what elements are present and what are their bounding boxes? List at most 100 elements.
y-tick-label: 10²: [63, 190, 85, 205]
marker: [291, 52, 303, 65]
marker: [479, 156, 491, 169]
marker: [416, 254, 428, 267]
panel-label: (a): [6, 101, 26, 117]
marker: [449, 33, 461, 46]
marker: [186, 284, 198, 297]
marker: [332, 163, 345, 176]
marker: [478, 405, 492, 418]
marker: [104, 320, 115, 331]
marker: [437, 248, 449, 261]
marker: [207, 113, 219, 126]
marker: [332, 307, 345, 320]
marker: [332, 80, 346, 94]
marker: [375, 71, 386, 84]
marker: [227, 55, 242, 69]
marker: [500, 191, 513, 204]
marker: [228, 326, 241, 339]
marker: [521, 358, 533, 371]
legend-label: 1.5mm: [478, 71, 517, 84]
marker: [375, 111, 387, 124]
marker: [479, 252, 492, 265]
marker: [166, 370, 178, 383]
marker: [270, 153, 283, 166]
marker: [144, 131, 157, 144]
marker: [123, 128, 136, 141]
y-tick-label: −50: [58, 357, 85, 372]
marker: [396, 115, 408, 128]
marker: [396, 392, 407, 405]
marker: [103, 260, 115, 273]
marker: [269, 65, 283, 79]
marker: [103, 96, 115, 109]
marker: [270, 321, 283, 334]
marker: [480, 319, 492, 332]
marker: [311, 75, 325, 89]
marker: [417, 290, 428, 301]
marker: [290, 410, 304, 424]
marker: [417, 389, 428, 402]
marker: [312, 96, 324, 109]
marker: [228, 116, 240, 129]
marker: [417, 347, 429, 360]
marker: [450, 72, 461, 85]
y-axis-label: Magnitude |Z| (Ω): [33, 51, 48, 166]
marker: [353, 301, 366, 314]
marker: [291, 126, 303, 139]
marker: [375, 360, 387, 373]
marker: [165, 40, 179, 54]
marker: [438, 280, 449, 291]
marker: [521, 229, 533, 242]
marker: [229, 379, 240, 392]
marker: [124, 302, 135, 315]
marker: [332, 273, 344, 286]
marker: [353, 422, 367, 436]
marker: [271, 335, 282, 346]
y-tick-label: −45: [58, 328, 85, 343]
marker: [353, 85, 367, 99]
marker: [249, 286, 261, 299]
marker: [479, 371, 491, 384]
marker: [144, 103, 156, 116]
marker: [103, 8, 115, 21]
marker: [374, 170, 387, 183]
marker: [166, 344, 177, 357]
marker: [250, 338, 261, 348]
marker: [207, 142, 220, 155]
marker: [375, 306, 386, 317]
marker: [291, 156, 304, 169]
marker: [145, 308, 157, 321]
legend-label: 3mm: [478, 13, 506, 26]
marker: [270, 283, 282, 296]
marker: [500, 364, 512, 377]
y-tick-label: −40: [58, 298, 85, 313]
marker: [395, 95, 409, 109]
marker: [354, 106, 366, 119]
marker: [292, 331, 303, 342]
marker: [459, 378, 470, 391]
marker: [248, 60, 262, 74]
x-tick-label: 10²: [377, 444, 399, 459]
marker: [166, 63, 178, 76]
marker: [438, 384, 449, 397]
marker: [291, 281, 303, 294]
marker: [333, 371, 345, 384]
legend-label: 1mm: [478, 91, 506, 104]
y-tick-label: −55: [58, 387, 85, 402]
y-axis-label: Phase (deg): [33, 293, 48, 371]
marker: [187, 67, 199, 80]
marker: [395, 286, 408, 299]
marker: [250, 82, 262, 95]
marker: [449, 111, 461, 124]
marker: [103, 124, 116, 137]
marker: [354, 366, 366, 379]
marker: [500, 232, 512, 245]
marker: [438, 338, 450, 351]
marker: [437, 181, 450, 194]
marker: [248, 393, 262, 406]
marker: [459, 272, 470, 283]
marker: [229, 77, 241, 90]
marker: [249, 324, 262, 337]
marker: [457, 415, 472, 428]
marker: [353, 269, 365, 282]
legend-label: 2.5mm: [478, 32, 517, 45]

**Given task**
Rewrite the lines above with "legend-label" replaced by "key-label" wherever it appears, keeping everything else the same.

**Result**
what elements are present and what are their bounding boxes? List at most 100 elements.
y-tick-label: 10²: [63, 190, 85, 205]
marker: [291, 52, 303, 65]
marker: [479, 156, 491, 169]
marker: [416, 254, 428, 267]
panel-label: (a): [6, 101, 26, 117]
marker: [449, 33, 461, 46]
marker: [186, 284, 198, 297]
marker: [332, 163, 345, 176]
marker: [478, 405, 492, 418]
marker: [104, 320, 115, 331]
marker: [437, 248, 449, 261]
marker: [207, 113, 219, 126]
marker: [332, 307, 345, 320]
marker: [332, 80, 346, 94]
marker: [375, 71, 386, 84]
marker: [227, 55, 242, 69]
marker: [500, 191, 513, 204]
marker: [228, 326, 241, 339]
marker: [521, 358, 533, 371]
key-label: 1.5mm: [478, 71, 517, 84]
marker: [375, 111, 387, 124]
marker: [479, 252, 492, 265]
marker: [166, 370, 178, 383]
marker: [270, 153, 283, 166]
marker: [144, 131, 157, 144]
marker: [123, 128, 136, 141]
y-tick-label: −50: [58, 357, 85, 372]
marker: [396, 115, 408, 128]
marker: [396, 392, 407, 405]
marker: [103, 260, 115, 273]
marker: [269, 65, 283, 79]
marker: [103, 96, 115, 109]
marker: [270, 321, 283, 334]
marker: [480, 319, 492, 332]
marker: [311, 75, 325, 89]
marker: [417, 290, 428, 301]
marker: [290, 410, 304, 424]
marker: [417, 389, 428, 402]
marker: [312, 96, 324, 109]
marker: [228, 116, 240, 129]
marker: [417, 347, 429, 360]
marker: [450, 72, 461, 85]
y-axis-label: Magnitude |Z| (Ω): [33, 51, 48, 166]
marker: [353, 301, 366, 314]
marker: [291, 126, 303, 139]
marker: [375, 360, 387, 373]
marker: [165, 40, 179, 54]
marker: [438, 280, 449, 291]
marker: [521, 229, 533, 242]
marker: [229, 379, 240, 392]
marker: [124, 302, 135, 315]
marker: [332, 273, 344, 286]
marker: [353, 422, 367, 436]
marker: [271, 335, 282, 346]
y-tick-label: −45: [58, 328, 85, 343]
marker: [353, 85, 367, 99]
marker: [249, 286, 261, 299]
marker: [479, 371, 491, 384]
marker: [144, 103, 156, 116]
marker: [103, 8, 115, 21]
marker: [374, 170, 387, 183]
marker: [166, 344, 177, 357]
marker: [250, 338, 261, 348]
marker: [207, 142, 220, 155]
marker: [375, 306, 386, 317]
marker: [291, 156, 304, 169]
marker: [145, 308, 157, 321]
key-label: 3mm: [478, 13, 506, 26]
marker: [270, 283, 282, 296]
marker: [500, 364, 512, 377]
y-tick-label: −40: [58, 298, 85, 313]
marker: [395, 95, 409, 109]
marker: [354, 106, 366, 119]
marker: [292, 331, 303, 342]
marker: [459, 378, 470, 391]
marker: [248, 60, 262, 74]
x-tick-label: 10²: [377, 444, 399, 459]
marker: [166, 63, 178, 76]
marker: [438, 384, 449, 397]
marker: [291, 281, 303, 294]
marker: [333, 371, 345, 384]
key-label: 1mm: [478, 91, 506, 104]
y-tick-label: −55: [58, 387, 85, 402]
y-axis-label: Phase (deg): [33, 293, 48, 371]
marker: [187, 67, 199, 80]
marker: [395, 286, 408, 299]
marker: [250, 82, 262, 95]
marker: [449, 111, 461, 124]
marker: [103, 124, 116, 137]
marker: [354, 366, 366, 379]
marker: [500, 232, 512, 245]
marker: [438, 338, 450, 351]
marker: [437, 181, 450, 194]
marker: [248, 393, 262, 406]
marker: [459, 272, 470, 283]
marker: [229, 77, 241, 90]
marker: [249, 324, 262, 337]
marker: [457, 415, 472, 428]
marker: [353, 269, 365, 282]
key-label: 2.5mm: [478, 32, 517, 45]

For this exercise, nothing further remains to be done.